Stored records:
————
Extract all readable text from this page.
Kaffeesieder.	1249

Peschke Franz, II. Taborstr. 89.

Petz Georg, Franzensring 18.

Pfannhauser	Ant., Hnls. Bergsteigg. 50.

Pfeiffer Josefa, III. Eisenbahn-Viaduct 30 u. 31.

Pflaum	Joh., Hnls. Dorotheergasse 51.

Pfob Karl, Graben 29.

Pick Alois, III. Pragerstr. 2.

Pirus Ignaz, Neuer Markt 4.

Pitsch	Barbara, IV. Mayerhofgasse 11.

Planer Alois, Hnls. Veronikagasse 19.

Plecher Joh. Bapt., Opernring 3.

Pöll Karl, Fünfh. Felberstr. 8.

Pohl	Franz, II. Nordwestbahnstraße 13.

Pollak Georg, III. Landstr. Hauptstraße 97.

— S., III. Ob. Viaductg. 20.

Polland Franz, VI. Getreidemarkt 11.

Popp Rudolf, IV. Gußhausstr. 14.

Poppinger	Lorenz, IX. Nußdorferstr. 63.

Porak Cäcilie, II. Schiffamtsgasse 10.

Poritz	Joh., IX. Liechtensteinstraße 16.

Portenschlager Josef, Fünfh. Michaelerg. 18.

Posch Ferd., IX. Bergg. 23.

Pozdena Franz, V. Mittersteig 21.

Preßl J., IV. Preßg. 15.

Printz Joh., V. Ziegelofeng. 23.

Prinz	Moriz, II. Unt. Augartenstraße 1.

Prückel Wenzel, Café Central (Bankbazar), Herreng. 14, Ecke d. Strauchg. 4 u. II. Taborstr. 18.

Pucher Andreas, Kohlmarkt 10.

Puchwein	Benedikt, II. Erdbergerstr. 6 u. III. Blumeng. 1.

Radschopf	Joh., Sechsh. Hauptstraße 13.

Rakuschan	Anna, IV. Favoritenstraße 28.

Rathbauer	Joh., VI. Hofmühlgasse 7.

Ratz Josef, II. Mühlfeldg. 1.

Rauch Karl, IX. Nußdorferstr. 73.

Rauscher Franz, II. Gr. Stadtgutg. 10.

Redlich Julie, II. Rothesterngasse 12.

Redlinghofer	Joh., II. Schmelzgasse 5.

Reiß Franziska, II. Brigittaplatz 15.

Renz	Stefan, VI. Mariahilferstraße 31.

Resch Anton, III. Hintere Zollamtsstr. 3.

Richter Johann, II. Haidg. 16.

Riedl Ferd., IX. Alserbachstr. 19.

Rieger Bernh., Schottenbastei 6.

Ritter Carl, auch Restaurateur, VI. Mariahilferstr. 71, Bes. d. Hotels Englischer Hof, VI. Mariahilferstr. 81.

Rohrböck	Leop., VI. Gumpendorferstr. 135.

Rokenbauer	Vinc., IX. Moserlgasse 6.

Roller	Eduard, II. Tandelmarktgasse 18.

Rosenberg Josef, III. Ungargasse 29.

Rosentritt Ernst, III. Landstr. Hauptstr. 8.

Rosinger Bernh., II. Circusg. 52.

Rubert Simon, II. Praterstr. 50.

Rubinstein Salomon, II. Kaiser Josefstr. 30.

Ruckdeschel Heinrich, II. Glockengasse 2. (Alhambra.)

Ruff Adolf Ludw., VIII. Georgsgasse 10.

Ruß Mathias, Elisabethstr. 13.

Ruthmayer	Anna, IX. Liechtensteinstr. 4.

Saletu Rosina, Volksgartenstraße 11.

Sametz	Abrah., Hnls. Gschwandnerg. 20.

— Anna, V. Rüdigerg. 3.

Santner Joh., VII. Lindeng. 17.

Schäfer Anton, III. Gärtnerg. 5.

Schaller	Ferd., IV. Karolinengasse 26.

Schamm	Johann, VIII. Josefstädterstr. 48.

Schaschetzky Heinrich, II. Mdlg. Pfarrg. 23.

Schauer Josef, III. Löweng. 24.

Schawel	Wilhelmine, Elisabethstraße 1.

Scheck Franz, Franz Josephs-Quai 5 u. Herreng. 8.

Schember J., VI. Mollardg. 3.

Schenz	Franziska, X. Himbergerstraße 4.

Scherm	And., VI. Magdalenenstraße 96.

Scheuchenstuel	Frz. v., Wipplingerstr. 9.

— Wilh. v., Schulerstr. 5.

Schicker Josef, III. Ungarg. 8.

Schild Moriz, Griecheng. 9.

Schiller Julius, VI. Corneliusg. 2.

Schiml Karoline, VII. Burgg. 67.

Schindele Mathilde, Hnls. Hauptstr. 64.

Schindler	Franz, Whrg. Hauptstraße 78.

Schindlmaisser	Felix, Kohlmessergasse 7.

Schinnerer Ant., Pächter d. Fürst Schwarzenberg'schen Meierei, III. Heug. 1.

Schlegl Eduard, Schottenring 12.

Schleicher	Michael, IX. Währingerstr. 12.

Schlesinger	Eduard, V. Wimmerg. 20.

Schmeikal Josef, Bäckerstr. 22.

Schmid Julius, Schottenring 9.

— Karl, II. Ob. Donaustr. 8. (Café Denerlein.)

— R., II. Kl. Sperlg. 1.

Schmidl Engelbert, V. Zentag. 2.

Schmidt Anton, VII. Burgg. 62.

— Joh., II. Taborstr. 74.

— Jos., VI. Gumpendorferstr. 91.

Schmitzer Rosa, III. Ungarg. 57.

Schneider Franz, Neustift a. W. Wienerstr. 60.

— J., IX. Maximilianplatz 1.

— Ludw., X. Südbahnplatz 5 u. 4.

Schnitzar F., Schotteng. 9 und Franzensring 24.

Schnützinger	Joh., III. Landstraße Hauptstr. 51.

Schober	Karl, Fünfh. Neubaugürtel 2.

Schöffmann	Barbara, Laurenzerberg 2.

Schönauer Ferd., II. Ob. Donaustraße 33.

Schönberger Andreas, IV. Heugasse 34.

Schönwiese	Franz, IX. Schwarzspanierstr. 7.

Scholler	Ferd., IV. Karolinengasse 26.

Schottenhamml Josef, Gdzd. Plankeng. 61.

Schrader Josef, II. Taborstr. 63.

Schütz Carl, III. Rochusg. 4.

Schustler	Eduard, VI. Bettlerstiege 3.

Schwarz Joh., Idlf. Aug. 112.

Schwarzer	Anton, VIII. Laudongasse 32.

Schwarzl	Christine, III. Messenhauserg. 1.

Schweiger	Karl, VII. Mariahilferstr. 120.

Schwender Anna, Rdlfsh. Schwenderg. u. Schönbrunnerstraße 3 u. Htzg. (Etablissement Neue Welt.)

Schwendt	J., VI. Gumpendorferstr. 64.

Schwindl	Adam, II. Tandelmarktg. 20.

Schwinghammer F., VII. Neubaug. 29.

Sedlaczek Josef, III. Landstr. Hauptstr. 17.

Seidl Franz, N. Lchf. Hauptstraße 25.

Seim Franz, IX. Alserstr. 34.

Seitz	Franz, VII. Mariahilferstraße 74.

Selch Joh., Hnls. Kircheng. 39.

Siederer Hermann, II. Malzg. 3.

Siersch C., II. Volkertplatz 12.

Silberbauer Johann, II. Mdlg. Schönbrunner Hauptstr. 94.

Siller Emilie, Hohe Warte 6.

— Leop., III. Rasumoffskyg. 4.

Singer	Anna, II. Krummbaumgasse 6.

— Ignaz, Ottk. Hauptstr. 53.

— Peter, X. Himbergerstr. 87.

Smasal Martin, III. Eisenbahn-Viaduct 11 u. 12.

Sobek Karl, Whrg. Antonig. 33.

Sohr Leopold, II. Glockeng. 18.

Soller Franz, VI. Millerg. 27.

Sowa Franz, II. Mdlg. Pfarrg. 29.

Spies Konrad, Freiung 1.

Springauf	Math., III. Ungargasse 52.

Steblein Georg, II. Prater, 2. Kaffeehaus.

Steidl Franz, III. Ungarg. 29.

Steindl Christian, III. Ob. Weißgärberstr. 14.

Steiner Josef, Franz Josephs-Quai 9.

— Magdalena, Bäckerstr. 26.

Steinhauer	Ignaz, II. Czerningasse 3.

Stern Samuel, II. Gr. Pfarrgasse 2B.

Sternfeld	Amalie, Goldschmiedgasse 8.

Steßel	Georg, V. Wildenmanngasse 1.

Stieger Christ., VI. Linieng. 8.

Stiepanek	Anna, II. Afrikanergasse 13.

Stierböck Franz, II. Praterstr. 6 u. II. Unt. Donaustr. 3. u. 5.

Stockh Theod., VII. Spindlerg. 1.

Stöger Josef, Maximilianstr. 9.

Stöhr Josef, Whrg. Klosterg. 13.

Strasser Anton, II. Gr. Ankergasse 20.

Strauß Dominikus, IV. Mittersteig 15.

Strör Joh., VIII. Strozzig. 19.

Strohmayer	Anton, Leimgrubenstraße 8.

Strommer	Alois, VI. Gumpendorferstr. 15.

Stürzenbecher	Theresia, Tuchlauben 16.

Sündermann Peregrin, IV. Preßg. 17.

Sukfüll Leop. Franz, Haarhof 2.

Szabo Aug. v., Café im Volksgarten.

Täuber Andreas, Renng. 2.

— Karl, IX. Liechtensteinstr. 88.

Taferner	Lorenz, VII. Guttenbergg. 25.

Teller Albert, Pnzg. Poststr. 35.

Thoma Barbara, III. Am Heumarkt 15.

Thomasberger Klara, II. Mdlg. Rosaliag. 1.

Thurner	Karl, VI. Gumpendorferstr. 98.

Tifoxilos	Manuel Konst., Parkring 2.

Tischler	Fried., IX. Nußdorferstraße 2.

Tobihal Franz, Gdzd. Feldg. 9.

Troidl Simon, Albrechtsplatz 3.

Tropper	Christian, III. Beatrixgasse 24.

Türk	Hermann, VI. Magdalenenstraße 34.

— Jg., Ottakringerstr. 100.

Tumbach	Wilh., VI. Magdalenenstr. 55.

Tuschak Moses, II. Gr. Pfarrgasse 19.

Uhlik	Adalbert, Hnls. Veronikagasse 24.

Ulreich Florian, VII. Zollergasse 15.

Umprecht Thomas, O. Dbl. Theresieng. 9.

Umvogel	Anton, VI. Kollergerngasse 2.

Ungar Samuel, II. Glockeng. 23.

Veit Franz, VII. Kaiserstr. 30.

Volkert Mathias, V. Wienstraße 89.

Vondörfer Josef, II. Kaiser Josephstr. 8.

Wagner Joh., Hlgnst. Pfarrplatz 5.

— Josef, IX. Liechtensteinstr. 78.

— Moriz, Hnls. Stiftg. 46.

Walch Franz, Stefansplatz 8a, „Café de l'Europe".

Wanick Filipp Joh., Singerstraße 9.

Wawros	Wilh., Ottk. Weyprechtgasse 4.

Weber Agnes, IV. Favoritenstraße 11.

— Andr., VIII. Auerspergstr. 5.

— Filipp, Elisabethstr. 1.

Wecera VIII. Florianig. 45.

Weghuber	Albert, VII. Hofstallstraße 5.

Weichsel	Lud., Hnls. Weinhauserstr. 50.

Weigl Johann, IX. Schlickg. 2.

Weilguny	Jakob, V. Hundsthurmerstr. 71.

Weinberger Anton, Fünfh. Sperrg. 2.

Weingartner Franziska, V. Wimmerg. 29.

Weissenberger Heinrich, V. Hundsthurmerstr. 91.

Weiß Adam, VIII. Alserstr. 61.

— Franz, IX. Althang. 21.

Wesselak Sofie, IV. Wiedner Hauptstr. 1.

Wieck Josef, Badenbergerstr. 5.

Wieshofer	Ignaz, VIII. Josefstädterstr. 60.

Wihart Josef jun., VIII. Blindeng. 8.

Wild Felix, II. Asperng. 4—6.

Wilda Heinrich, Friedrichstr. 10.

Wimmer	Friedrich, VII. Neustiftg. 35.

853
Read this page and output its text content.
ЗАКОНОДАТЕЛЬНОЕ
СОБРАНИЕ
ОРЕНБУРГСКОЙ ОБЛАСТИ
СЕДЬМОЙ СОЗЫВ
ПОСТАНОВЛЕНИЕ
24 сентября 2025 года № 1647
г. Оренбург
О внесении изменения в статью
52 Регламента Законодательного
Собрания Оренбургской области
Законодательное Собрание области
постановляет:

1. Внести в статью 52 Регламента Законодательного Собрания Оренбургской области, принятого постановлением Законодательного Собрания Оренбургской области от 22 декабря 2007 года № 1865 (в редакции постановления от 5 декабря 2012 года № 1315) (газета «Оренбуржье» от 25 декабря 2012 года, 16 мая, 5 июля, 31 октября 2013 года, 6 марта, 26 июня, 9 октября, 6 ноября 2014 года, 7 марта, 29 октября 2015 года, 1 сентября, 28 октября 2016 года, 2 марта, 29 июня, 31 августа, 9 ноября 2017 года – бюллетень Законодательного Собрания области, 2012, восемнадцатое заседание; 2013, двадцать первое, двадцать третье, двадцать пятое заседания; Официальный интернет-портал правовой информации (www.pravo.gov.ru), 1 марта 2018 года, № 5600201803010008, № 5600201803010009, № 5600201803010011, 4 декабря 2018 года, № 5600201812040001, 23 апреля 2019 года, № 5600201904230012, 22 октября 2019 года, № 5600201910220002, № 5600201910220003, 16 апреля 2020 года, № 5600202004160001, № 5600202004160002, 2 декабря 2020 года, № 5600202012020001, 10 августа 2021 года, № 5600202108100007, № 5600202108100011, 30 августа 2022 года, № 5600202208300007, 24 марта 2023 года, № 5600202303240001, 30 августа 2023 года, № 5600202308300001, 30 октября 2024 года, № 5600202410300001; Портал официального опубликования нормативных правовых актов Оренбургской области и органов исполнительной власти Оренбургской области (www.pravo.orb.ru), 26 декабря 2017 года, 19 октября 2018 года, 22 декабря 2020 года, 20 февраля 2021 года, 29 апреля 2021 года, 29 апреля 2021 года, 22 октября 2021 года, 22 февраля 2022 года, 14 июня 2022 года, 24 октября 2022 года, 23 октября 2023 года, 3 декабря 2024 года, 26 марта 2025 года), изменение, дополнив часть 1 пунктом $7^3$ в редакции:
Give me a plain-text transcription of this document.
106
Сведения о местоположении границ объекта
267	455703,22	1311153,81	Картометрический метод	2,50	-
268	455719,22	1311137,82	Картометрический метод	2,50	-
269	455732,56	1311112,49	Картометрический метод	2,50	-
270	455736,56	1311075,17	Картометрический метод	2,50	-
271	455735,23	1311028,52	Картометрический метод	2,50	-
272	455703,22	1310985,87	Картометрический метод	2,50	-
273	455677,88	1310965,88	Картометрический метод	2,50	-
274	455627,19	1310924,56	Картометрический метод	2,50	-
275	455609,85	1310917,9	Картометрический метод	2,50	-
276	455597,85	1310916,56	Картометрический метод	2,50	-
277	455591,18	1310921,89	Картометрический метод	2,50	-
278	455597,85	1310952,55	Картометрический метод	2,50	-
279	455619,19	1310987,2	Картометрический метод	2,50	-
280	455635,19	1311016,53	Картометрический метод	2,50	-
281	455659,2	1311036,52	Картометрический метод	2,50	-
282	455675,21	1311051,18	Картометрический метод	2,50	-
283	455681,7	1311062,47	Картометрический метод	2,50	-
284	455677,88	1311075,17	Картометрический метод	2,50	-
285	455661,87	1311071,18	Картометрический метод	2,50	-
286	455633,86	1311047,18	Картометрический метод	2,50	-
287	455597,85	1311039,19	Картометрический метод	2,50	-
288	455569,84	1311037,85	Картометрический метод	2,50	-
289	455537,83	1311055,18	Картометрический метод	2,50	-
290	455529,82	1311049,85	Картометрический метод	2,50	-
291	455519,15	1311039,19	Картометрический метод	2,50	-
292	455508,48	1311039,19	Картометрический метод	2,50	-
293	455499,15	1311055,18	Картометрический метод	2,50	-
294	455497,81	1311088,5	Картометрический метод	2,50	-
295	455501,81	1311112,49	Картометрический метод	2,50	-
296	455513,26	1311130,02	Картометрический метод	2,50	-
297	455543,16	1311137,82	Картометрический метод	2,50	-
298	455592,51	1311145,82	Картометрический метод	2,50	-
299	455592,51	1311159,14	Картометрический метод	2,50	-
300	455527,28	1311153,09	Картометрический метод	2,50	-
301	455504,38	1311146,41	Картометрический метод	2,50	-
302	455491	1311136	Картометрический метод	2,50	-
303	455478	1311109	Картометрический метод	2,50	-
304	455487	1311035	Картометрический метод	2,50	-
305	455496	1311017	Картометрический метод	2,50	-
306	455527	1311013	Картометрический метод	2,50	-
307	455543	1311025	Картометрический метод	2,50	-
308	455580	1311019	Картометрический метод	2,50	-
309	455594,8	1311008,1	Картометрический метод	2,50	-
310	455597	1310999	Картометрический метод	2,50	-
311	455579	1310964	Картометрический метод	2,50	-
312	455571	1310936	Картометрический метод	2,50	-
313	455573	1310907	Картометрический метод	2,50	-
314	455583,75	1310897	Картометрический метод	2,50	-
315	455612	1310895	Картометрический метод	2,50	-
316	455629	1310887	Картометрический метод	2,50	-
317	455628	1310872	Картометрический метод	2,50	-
————
Look through the data and gather every line with the string "Heinrich" in it.

#### EXPECTED OUTPUT
Ruckdeschel Heinrich, II. Glockengasse 2. (Alhambra.)
Schaschetzky Heinrich, II. Mdlg. Pfarrg. 23.
Weissenberger Heinrich, V. Hundsthurmerstr. 91.
Wilda Heinrich, Friedrichstr. 10.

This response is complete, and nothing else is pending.